**STATED GOAL**: Give a verbatim quotation of every record.

╔══

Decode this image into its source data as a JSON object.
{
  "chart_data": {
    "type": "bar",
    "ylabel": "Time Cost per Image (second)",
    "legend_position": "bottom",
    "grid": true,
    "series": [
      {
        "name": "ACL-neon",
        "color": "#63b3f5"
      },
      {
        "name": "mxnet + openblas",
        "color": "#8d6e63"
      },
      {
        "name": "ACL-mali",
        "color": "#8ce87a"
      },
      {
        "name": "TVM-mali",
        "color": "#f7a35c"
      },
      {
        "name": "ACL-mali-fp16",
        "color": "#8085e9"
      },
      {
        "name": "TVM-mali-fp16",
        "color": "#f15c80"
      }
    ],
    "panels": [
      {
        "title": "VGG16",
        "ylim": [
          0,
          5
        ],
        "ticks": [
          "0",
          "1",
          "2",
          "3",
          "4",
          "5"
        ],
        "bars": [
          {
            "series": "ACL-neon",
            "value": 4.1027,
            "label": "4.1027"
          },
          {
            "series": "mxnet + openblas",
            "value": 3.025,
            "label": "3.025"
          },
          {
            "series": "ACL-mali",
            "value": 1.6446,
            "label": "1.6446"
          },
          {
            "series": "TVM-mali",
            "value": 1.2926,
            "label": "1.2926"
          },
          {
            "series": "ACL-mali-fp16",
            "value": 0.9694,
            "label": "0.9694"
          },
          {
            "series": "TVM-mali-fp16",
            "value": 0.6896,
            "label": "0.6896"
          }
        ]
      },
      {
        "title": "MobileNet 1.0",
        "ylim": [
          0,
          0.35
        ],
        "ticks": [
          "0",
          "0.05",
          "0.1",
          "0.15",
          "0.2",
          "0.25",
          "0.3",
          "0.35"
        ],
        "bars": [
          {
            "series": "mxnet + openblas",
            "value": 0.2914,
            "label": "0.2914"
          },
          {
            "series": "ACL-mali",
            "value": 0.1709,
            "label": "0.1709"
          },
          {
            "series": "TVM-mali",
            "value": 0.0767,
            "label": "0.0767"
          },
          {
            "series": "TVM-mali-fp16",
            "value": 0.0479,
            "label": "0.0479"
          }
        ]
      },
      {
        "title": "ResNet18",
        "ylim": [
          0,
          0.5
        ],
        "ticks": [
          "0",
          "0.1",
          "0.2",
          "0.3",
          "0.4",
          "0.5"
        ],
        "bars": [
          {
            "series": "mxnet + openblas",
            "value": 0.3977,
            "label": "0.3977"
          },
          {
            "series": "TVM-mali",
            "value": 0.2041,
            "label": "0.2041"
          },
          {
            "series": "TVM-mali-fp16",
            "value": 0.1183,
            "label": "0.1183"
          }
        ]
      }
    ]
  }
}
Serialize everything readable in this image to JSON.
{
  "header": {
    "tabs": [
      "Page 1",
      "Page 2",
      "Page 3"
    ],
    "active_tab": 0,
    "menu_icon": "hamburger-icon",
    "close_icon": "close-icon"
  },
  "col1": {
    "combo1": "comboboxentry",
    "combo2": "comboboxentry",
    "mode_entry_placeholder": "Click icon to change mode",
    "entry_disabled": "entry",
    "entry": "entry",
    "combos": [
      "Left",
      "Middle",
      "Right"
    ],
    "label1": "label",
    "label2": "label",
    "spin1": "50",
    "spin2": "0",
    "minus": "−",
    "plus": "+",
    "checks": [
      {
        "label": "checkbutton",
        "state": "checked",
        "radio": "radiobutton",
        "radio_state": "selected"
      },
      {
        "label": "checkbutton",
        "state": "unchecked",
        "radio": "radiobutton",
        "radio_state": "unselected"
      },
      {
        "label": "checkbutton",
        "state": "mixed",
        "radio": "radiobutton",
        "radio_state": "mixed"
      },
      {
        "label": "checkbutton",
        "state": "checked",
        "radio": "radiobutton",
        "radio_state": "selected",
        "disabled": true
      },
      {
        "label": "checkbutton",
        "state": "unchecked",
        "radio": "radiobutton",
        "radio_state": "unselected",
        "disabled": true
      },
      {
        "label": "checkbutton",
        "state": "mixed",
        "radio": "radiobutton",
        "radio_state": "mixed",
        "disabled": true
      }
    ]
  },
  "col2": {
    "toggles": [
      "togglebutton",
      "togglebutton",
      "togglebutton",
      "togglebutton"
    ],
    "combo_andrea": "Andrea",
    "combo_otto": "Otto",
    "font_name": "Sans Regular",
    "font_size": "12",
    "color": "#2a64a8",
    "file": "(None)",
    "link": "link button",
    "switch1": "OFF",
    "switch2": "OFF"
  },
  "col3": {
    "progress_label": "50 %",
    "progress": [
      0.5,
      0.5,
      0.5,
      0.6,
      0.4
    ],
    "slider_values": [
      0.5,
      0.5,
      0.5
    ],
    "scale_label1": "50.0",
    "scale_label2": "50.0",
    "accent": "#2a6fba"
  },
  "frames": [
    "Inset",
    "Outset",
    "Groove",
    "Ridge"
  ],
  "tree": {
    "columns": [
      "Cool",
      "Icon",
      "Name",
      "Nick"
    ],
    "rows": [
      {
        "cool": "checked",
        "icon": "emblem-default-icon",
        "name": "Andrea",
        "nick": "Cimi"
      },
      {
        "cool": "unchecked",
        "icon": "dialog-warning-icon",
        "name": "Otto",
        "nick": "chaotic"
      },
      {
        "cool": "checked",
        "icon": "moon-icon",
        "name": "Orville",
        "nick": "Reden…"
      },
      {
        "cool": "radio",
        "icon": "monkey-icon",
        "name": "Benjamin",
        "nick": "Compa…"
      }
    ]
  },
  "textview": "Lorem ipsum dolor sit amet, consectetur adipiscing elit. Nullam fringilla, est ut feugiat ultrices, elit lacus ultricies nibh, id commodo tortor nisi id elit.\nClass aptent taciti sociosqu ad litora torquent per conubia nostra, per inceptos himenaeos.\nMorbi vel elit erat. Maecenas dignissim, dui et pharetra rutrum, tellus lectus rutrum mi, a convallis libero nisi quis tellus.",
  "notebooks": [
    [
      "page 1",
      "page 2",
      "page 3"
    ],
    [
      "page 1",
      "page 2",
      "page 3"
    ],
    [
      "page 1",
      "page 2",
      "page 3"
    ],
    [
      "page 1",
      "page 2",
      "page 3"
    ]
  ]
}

╚══

**ANSWER FOR THE TASK**:
Decode this image into its source data as a JSON object.
{
  "chart_data": {
    "type": "bar",
    "ylabel": "Time Cost per Image (second)",
    "legend_position": "bottom",
    "grid": true,
    "series": [
      {
        "name": "ACL-neon",
        "color": "#63b3f5"
      },
      {
        "name": "mxnet + openblas",
        "color": "#8d6e63"
      },
      {
        "name": "ACL-mali",
        "color": "#8ce87a"
      },
      {
        "name": "TVM-mali",
        "color": "#f7a35c"
      },
      {
        "name": "ACL-mali-fp16",
        "color": "#8085e9"
      },
      {
        "name": "TVM-mali-fp16",
        "color": "#f15c80"
      }
    ],
    "panels": [
      {
        "title": "VGG16",
        "ylim": [
          0,
          5
        ],
        "ticks": [
          "0",
          "1",
          "2",
          "3",
          "4",
          "5"
        ],
        "bars": [
          {
            "series": "ACL-neon",
            "value": 4.1027,
            "label": "4.1027"
          },
          {
            "series": "mxnet + openblas",
            "value": 3.025,
            "label": "3.025"
          },
          {
            "series": "ACL-mali",
            "value": 1.6446,
            "label": "1.6446"
          },
          {
            "series": "TVM-mali",
            "value": 1.2926,
            "label": "1.2926"
          },
          {
            "series": "ACL-mali-fp16",
            "value": 0.9694,
            "label": "0.9694"
          },
          {
            "series": "TVM-mali-fp16",
            "value": 0.6896,
            "label": "0.6896"
          }
        ]
      },
      {
        "title": "MobileNet 1.0",
        "ylim": [
          0,
          0.35
        ],
        "ticks": [
          "0",
          "0.05",
          "0.1",
          "0.15",
          "0.2",
          "0.25",
          "0.3",
          "0.35"
        ],
        "bars": [
          {
            "series": "mxnet + openblas",
            "value": 0.2914,
            "label": "0.2914"
          },
          {
            "series": "ACL-mali",
            "value": 0.1709,
            "label": "0.1709"
          },
          {
            "series": "TVM-mali",
            "value": 0.0767,
            "label": "0.0767"
          },
          {
            "series": "TVM-mali-fp16",
            "value": 0.0479,
            "label": "0.0479"
          }
        ]
      },
      {
        "title": "ResNet18",
        "ylim": [
          0,
          0.5
        ],
        "ticks": [
          "0",
          "0.1",
          "0.2",
          "0.3",
          "0.4",
          "0.5"
        ],
        "bars": [
          {
            "series": "mxnet + openblas",
            "value": 0.3977,
            "label": "0.3977"
          },
          {
            "series": "TVM-mali",
            "value": 0.2041,
            "label": "0.2041"
          },
          {
            "series": "TVM-mali-fp16",
            "value": 0.1183,
            "label": "0.1183"
          }
        ]
      }
    ]
  }
}
Serialize everything readable in this image to JSON.
{
  "header": {
    "tabs": [
      "Page 1",
      "Page 2",
      "Page 3"
    ],
    "active_tab": 0,
    "menu_icon": "hamburger-icon",
    "close_icon": "close-icon"
  },
  "col1": {
    "combo1": "comboboxentry",
    "combo2": "comboboxentry",
    "mode_entry_placeholder": "Click icon to change mode",
    "entry_disabled": "entry",
    "entry": "entry",
    "combos": [
      "Left",
      "Middle",
      "Right"
    ],
    "label1": "label",
    "label2": "label",
    "spin1": "50",
    "spin2": "0",
    "minus": "−",
    "plus": "+",
    "checks": [
      {
        "label": "checkbutton",
        "state": "checked",
        "radio": "radiobutton",
        "radio_state": "selected"
      },
      {
        "label": "checkbutton",
        "state": "unchecked",
        "radio": "radiobutton",
        "radio_state": "unselected"
      },
      {
        "label": "checkbutton",
        "state": "mixed",
        "radio": "radiobutton",
        "radio_state": "mixed"
      },
      {
        "label": "checkbutton",
        "state": "checked",
        "radio": "radiobutton",
        "radio_state": "selected",
        "disabled": true
      },
      {
        "label": "checkbutton",
        "state": "unchecked",
        "radio": "radiobutton",
        "radio_state": "unselected",
        "disabled": true
      },
      {
        "label": "checkbutton",
        "state": "mixed",
        "radio": "radiobutton",
        "radio_state": "mixed",
        "disabled": true
      }
    ]
  },
  "col2": {
    "toggles": [
      "togglebutton",
      "togglebutton",
      "togglebutton",
      "togglebutton"
    ],
    "combo_andrea": "Andrea",
    "combo_otto": "Otto",
    "font_name": "Sans Regular",
    "font_size": "12",
    "color": "#2a64a8",
    "file": "(None)",
    "link": "link button",
    "switch1": "OFF",
    "switch2": "OFF"
  },
  "col3": {
    "progress_label": "50 %",
    "progress": [
      0.5,
      0.5,
      0.5,
      0.6,
      0.4
    ],
    "slider_values": [
      0.5,
      0.5,
      0.5
    ],
    "scale_label1": "50.0",
    "scale_label2": "50.0",
    "accent": "#2a6fba"
  },
  "frames": [
    "Inset",
    "Outset",
    "Groove",
    "Ridge"
  ],
  "tree": {
    "columns": [
      "Cool",
      "Icon",
      "Name",
      "Nick"
    ],
    "rows": [
      {
        "cool": "checked",
        "icon": "emblem-default-icon",
        "name": "Andrea",
        "nick": "Cimi"
      },
      {
        "cool": "unchecked",
        "icon": "dialog-warning-icon",
        "name": "Otto",
        "nick": "chaotic"
      },
      {
        "cool": "checked",
        "icon": "moon-icon",
        "name": "Orville",
        "nick": "Reden…"
      },
      {
        "cool": "radio",
        "icon": "monkey-icon",
        "name": "Benjamin",
        "nick": "Compa…"
      }
    ]
  },
  "textview": "Lorem ipsum dolor sit amet, consectetur adipiscing elit. Nullam fringilla, est ut feugiat ultrices, elit lacus ultricies nibh, id commodo tortor nisi id elit.\nClass aptent taciti sociosqu ad litora torquent per conubia nostra, per inceptos himenaeos.\nMorbi vel elit erat. Maecenas dignissim, dui et pharetra rutrum, tellus lectus rutrum mi, a convallis libero nisi quis tellus.",
  "notebooks": [
    [
      "page 1",
      "page 2",
      "page 3"
    ],
    [
      "page 1",
      "page 2",
      "page 3"
    ],
    [
      "page 1",
      "page 2",
      "page 3"
    ],
    [
      "page 1",
      "page 2",
      "page 3"
    ]
  ]
}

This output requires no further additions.